Kohei Sugihara created HDDS-14845:
-------------------------------------

             Summary: SCMNodeStat cannot be initialized when negative scmUsed 
value has passed
                 Key: HDDS-14845
                 URL: https://issues.apache.org/jira/browse/HDDS-14845
             Project: Apache Ozone
          Issue Type: Bug
         Environment: Apache Ozone 2.1.0 with HA-enabled, long-running 
datanodes with V2 & V3 containers, some corrupted containers.

▶ Information shown:

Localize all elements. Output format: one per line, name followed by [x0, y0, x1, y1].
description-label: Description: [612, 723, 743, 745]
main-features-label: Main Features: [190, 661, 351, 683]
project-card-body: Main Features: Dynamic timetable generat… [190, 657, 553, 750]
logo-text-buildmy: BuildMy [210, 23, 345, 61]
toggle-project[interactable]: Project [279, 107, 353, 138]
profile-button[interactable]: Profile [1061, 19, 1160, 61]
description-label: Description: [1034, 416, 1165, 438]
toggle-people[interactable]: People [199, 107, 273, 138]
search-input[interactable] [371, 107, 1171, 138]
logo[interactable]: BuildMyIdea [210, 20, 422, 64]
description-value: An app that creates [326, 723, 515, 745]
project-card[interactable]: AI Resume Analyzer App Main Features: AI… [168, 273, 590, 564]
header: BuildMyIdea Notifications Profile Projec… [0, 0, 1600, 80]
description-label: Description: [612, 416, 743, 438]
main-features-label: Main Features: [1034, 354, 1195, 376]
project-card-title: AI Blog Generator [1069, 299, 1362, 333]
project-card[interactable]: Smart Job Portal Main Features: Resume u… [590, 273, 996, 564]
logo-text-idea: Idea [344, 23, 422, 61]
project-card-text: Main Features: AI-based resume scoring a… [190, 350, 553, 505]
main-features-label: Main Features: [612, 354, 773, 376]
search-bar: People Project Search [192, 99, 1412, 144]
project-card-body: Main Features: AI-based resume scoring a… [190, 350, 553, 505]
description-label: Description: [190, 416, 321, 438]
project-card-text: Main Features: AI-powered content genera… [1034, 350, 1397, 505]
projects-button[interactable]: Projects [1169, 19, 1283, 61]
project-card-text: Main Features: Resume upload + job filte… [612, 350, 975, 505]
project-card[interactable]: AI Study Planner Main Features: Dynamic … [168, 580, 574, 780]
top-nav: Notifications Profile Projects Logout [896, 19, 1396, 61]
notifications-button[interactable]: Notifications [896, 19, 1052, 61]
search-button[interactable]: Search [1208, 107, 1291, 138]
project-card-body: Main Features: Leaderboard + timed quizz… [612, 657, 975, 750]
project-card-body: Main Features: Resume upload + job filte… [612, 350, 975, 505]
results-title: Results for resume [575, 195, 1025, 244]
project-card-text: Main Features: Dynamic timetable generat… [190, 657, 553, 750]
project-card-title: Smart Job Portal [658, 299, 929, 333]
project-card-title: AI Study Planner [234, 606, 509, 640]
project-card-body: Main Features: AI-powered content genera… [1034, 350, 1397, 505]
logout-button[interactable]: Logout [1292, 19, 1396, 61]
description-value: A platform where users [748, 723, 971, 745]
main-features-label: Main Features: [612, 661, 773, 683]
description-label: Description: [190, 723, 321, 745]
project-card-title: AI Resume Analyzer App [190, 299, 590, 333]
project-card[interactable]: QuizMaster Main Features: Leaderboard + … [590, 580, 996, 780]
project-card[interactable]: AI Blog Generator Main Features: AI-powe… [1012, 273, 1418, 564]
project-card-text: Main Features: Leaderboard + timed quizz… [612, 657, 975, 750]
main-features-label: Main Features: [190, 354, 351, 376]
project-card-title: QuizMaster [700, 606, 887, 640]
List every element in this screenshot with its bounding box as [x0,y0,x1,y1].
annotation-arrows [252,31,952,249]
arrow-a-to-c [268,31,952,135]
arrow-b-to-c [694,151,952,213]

▶ The tasks:
• a. Decide whether each statement agrees with the HDDS-14845 issue report, answering yes or no and quoting the deciding words: (i) the issue type is Bug; (ii) the issue belongs to the Apache Hadoop project; (iii) the environment runs with HA disabled.
• b. From the HDDS-14845 issue report, reproduce the passage from "Kohei Sugihara created" to "some corrupted containers.".

▶ Outputs in order:
• a.
(i) Yes: "Issue Type: Bug"
(ii) No: "Project: Apache Ozone"
(iii) No: "Apache Ozone 2.1.0 with HA-enabled"

• b.
Kohei Sugihara created HDDS-14845:
-------------------------------------

             Summary: SCMNodeStat cannot be initialized when negative scmUsed 
value has passed
                 Key: HDDS-14845
                 URL: https://issues.apache.org/jira/browse/HDDS-14845
             Project: Apache Ozone
          Issue Type: Bug
         Environment: Apache Ozone 2.1.0 with HA-enabled, long-running 
datanodes with V2 & V3 containers, some corrupted containers.